> [WHAT NEEDS TO BE DONE]: In the material below, the lines containing the word "ὅλοι" are required; copy each of them.

> [PROVIDED ENTRIES]:
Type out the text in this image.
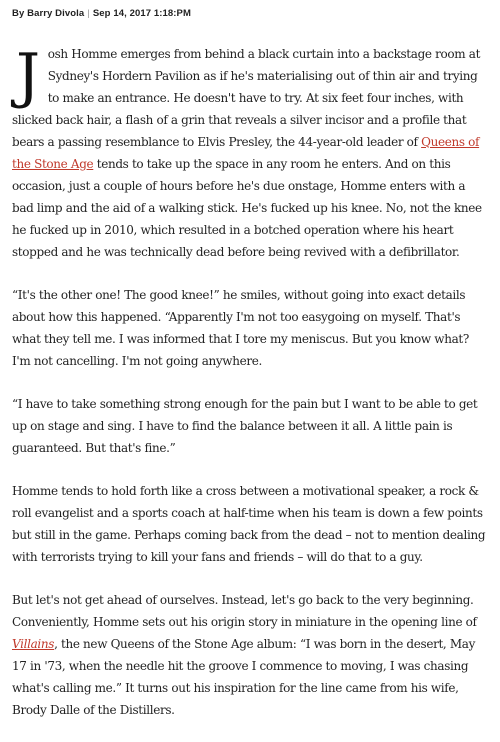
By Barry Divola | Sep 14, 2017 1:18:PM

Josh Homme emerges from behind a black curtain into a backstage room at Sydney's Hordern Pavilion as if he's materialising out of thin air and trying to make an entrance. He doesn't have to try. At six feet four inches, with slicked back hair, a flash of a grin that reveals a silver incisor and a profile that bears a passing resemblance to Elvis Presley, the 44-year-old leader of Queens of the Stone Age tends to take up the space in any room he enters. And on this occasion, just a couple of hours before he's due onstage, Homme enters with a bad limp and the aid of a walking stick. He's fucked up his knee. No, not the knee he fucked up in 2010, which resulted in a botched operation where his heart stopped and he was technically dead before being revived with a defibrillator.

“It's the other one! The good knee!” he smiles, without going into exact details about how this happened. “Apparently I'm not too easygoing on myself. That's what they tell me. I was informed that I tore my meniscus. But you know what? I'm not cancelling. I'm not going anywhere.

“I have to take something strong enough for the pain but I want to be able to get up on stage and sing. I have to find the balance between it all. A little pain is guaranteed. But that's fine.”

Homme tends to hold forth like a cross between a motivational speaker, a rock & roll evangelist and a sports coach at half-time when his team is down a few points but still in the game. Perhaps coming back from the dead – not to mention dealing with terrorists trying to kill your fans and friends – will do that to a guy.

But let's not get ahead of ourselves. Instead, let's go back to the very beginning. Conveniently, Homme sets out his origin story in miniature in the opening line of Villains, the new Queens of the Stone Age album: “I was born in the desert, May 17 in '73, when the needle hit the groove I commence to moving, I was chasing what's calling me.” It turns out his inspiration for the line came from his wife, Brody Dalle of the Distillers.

--

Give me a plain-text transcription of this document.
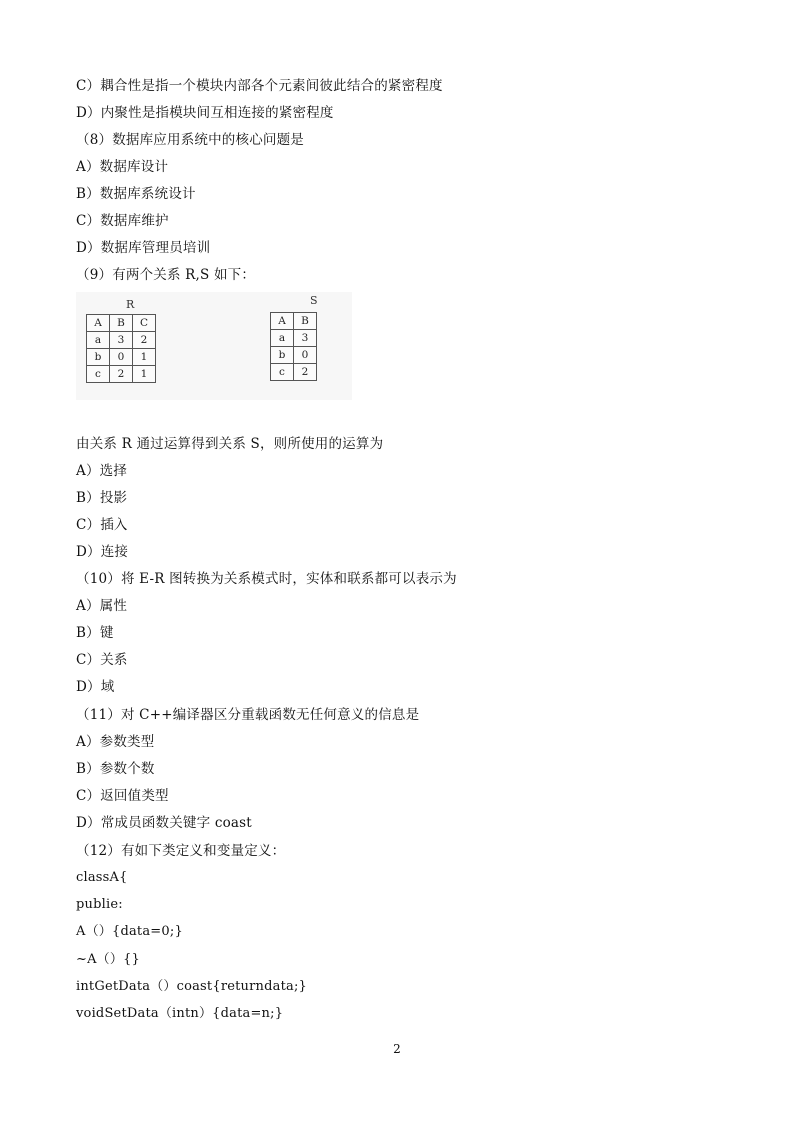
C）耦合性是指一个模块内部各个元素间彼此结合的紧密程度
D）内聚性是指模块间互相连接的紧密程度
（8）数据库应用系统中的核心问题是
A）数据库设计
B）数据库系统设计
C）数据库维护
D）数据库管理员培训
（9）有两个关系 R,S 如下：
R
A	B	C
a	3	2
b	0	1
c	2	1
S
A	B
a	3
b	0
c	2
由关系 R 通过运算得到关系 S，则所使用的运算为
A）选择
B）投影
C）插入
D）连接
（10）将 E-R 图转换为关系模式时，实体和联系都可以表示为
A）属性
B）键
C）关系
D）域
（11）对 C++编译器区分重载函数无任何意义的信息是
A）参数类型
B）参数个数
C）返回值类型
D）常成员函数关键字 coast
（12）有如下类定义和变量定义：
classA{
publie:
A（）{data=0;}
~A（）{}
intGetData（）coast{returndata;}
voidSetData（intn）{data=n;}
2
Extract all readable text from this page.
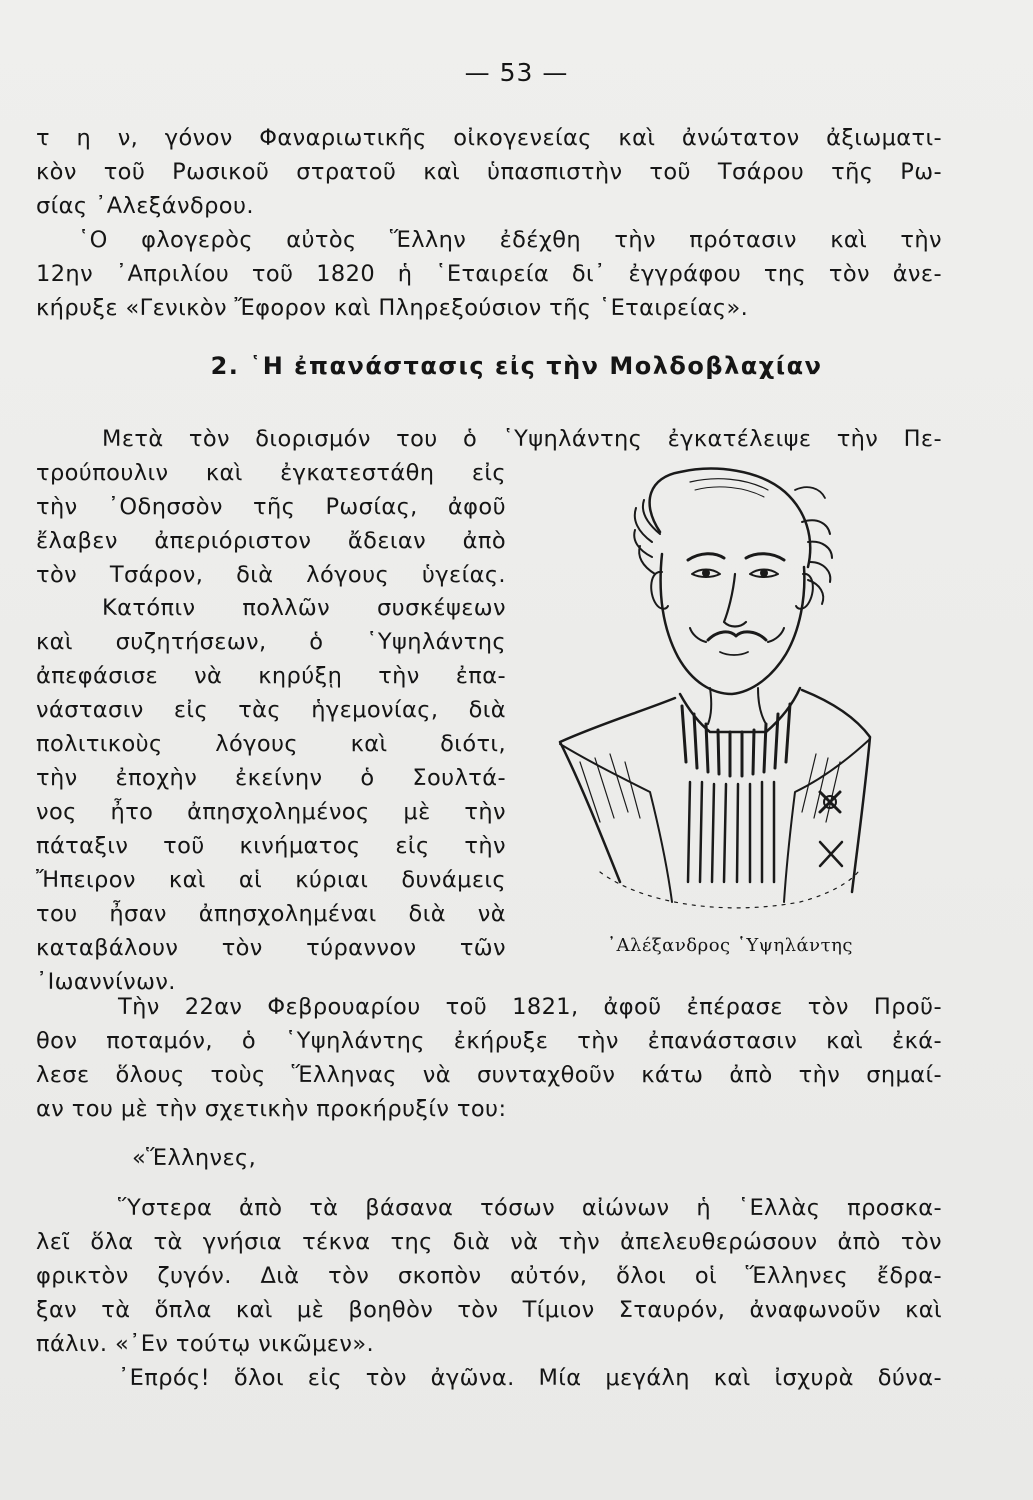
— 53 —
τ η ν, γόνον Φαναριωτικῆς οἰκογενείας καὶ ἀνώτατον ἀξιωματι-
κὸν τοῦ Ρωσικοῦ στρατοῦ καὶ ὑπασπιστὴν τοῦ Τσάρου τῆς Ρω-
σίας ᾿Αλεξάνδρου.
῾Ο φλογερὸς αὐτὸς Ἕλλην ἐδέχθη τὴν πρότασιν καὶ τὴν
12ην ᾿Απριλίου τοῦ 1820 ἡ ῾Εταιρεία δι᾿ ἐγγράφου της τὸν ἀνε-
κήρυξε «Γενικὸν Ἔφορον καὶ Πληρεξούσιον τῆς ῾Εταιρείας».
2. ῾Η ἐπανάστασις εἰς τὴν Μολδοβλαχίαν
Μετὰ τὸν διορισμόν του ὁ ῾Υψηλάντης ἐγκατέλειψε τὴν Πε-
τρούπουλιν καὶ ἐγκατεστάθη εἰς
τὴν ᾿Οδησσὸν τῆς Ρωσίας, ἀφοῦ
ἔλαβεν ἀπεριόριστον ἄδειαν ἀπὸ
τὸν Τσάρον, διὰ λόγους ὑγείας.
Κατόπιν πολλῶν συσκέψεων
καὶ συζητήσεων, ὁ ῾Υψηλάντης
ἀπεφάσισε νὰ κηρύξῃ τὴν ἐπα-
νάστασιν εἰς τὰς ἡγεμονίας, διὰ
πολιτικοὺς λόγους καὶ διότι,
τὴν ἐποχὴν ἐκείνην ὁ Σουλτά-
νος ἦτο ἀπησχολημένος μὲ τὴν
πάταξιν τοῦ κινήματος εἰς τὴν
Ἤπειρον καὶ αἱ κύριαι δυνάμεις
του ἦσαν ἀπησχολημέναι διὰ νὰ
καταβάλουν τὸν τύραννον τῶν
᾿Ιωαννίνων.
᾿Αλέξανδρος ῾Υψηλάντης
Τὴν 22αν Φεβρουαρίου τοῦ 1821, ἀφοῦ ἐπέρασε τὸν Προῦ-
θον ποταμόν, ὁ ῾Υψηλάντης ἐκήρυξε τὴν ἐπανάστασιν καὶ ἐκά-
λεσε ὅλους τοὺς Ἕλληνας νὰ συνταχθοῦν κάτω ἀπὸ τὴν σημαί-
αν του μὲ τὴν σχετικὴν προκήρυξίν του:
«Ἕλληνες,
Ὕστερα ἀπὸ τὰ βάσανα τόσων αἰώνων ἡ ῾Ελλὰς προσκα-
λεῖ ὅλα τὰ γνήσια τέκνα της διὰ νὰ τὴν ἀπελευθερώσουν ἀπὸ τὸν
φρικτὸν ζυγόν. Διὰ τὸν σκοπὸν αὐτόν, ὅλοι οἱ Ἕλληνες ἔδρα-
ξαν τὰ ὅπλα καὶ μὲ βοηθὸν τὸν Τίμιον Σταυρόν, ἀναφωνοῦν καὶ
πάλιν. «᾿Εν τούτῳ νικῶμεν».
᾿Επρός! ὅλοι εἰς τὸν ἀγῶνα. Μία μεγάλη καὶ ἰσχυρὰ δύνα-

> [EXERCISE RESPONSE]:
φρικτὸν ζυγόν. Διὰ τὸν σκοπὸν αὐτόν, ὅλοι οἱ Ἕλληνες ἔδρα-
᾿Επρός! ὅλοι εἰς τὸν ἀγῶνα. Μία μεγάλη καὶ ἰσχυρὰ δύνα-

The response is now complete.